(Dataset records)

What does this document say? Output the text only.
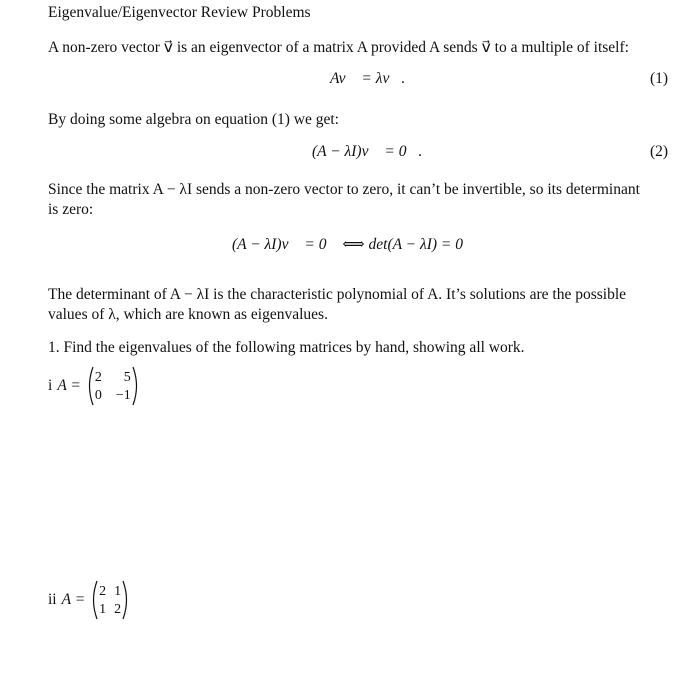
Eigenvalue/Eigenvector Review Problems
A non-zero vector v⃗ is an eigenvector of a matrix A provided A sends v⃗ to a multiple of itself:
Av⃗ = λv⃗.	(1)
By doing some algebra on equation (1) we get:
(A − λI)v⃗ = 0⃗.	(2)
Since the matrix A − λI sends a non-zero vector to zero, it can’t be invertible, so its determinant
is zero:
(A − λI)v⃗ = 0⃗ ⟺ det(A − λI) = 0
The determinant of A − λI is the characteristic polynomial of A. It’s solutions are the possible
values of λ, which are known as eigenvalues.
1. Find the eigenvalues of the following matrices by hand, showing all work.
i A = 2	5
0 −1
ii A = 2 1
1 2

__Exercise objective__
Above are records to transcribe exactly; leave their pictures out.

__The reply__
What does this document say? Output the text only.
Eigenvalue/Eigenvector Review Problems
A non-zero vector v⃗ is an eigenvector of a matrix A provided A sends v⃗ to a multiple of itself:
Av⃗ = λv⃗.	(1)
By doing some algebra on equation (1) we get:
(A − λI)v⃗ = 0⃗.	(2)
Since the matrix A − λI sends a non-zero vector to zero, it can’t be invertible, so its determinant
is zero:
(A − λI)v⃗ = 0⃗ ⟺ det(A − λI) = 0
The determinant of A − λI is the characteristic polynomial of A. It’s solutions are the possible
values of λ, which are known as eigenvalues.
1. Find the eigenvalues of the following matrices by hand, showing all work.
i A = 2	5
0 −1
ii A = 2 1
1 2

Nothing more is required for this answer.